_What to produce:_
Copy out all of the material exactly as presented.

_Listed entries:_
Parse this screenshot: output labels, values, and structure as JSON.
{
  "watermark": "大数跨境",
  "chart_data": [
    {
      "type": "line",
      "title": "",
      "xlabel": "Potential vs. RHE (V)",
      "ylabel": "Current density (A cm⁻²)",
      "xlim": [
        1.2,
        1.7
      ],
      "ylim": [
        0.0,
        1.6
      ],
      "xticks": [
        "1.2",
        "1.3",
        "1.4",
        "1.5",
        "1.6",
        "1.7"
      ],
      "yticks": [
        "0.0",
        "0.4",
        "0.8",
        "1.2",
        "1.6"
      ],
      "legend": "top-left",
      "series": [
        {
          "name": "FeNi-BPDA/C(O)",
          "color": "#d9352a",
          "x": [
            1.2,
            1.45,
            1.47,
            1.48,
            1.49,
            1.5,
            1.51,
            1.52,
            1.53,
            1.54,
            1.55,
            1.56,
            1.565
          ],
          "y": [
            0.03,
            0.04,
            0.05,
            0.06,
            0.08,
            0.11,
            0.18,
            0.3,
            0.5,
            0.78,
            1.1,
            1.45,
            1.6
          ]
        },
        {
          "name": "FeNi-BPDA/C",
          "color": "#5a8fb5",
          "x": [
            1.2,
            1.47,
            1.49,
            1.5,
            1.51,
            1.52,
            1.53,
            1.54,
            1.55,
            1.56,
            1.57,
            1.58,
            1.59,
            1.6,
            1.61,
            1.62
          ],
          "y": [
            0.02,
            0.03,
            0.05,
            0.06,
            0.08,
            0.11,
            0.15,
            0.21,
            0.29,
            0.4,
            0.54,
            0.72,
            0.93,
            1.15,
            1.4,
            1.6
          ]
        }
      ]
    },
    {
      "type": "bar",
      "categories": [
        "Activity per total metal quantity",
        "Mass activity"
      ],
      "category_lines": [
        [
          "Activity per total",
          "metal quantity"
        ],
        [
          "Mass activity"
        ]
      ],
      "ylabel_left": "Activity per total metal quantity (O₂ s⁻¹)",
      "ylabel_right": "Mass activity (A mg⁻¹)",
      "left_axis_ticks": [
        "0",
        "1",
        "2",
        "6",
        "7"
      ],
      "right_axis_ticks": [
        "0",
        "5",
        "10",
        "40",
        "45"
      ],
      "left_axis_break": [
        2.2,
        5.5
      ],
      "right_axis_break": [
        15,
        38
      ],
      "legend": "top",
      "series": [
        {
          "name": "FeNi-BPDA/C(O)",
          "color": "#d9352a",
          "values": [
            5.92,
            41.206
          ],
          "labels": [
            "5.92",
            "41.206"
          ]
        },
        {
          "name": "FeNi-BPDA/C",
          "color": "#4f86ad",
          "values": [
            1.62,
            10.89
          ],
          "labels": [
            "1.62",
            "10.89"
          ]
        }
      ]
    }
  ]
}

_Exercise result:_
Parse this screenshot: output labels, values, and structure as JSON.
{
  "watermark": "大数跨境",
  "chart_data": [
    {
      "type": "line",
      "title": "",
      "xlabel": "Potential vs. RHE (V)",
      "ylabel": "Current density (A cm⁻²)",
      "xlim": [
        1.2,
        1.7
      ],
      "ylim": [
        0.0,
        1.6
      ],
      "xticks": [
        "1.2",
        "1.3",
        "1.4",
        "1.5",
        "1.6",
        "1.7"
      ],
      "yticks": [
        "0.0",
        "0.4",
        "0.8",
        "1.2",
        "1.6"
      ],
      "legend": "top-left",
      "series": [
        {
          "name": "FeNi-BPDA/C(O)",
          "color": "#d9352a",
          "x": [
            1.2,
            1.45,
            1.47,
            1.48,
            1.49,
            1.5,
            1.51,
            1.52,
            1.53,
            1.54,
            1.55,
            1.56,
            1.565
          ],
          "y": [
            0.03,
            0.04,
            0.05,
            0.06,
            0.08,
            0.11,
            0.18,
            0.3,
            0.5,
            0.78,
            1.1,
            1.45,
            1.6
          ]
        },
        {
          "name": "FeNi-BPDA/C",
          "color": "#5a8fb5",
          "x": [
            1.2,
            1.47,
            1.49,
            1.5,
            1.51,
            1.52,
            1.53,
            1.54,
            1.55,
            1.56,
            1.57,
            1.58,
            1.59,
            1.6,
            1.61,
            1.62
          ],
          "y": [
            0.02,
            0.03,
            0.05,
            0.06,
            0.08,
            0.11,
            0.15,
            0.21,
            0.29,
            0.4,
            0.54,
            0.72,
            0.93,
            1.15,
            1.4,
            1.6
          ]
        }
      ]
    },
    {
      "type": "bar",
      "categories": [
        "Activity per total metal quantity",
        "Mass activity"
      ],
      "category_lines": [
        [
          "Activity per total",
          "metal quantity"
        ],
        [
          "Mass activity"
        ]
      ],
      "ylabel_left": "Activity per total metal quantity (O₂ s⁻¹)",
      "ylabel_right": "Mass activity (A mg⁻¹)",
      "left_axis_ticks": [
        "0",
        "1",
        "2",
        "6",
        "7"
      ],
      "right_axis_ticks": [
        "0",
        "5",
        "10",
        "40",
        "45"
      ],
      "left_axis_break": [
        2.2,
        5.5
      ],
      "right_axis_break": [
        15,
        38
      ],
      "legend": "top",
      "series": [
        {
          "name": "FeNi-BPDA/C(O)",
          "color": "#d9352a",
          "values": [
            5.92,
            41.206
          ],
          "labels": [
            "5.92",
            "41.206"
          ]
        },
        {
          "name": "FeNi-BPDA/C",
          "color": "#4f86ad",
          "values": [
            1.62,
            10.89
          ],
          "labels": [
            "1.62",
            "10.89"
          ]
        }
      ]
    }
  ]
}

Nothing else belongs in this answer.